## Work required
Where a line contains the string "marker", copy that line.

[Figure dataset records]
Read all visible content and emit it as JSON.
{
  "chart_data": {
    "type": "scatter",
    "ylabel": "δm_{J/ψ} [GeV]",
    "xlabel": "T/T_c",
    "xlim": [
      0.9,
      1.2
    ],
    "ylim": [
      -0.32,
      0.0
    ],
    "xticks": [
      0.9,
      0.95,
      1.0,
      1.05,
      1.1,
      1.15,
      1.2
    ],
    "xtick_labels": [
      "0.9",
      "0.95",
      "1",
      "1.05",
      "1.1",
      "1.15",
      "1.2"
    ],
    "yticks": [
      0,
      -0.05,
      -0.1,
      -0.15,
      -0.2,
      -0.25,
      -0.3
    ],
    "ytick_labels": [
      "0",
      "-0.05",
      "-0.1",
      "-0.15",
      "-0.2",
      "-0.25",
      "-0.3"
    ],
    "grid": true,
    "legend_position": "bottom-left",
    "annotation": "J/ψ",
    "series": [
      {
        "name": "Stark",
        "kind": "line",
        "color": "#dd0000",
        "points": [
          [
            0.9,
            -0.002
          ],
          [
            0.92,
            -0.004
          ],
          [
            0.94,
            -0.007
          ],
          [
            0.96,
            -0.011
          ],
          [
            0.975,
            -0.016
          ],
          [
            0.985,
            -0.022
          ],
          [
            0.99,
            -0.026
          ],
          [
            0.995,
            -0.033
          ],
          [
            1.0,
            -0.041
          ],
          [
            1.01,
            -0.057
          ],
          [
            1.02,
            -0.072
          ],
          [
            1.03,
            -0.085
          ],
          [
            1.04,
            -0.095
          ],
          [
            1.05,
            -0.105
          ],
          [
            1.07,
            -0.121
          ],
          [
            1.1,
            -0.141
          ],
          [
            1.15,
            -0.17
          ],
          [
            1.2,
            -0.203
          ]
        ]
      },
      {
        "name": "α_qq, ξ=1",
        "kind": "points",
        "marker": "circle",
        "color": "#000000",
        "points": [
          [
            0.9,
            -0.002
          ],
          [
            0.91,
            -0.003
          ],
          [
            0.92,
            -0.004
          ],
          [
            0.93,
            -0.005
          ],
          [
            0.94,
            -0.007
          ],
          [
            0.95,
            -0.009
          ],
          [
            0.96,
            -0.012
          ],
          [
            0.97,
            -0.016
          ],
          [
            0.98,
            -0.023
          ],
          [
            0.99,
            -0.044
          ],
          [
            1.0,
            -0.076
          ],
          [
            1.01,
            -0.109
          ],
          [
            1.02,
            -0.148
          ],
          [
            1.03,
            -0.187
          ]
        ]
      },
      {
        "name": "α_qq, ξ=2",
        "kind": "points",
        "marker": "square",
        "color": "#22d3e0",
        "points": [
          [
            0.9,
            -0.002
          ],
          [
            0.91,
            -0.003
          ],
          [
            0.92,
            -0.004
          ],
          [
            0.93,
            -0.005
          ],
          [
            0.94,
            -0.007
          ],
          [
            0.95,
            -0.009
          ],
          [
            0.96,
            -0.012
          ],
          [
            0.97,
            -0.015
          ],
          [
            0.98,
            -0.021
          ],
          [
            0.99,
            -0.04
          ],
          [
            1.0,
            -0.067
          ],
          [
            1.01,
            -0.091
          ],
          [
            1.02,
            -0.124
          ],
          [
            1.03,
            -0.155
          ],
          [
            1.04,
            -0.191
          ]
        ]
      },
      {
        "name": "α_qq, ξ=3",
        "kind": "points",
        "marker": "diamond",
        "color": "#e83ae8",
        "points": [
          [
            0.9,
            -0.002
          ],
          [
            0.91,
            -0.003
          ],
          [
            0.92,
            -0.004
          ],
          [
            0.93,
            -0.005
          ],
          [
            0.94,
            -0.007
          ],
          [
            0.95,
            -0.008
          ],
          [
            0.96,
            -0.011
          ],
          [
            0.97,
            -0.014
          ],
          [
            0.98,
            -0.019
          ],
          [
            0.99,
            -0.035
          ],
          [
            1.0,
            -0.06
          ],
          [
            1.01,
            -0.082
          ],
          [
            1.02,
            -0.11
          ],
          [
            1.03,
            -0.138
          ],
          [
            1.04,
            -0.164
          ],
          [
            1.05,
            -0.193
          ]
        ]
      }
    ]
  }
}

## Written solution
        "marker": "circle",
        "marker": "square",
        "marker": "diamond",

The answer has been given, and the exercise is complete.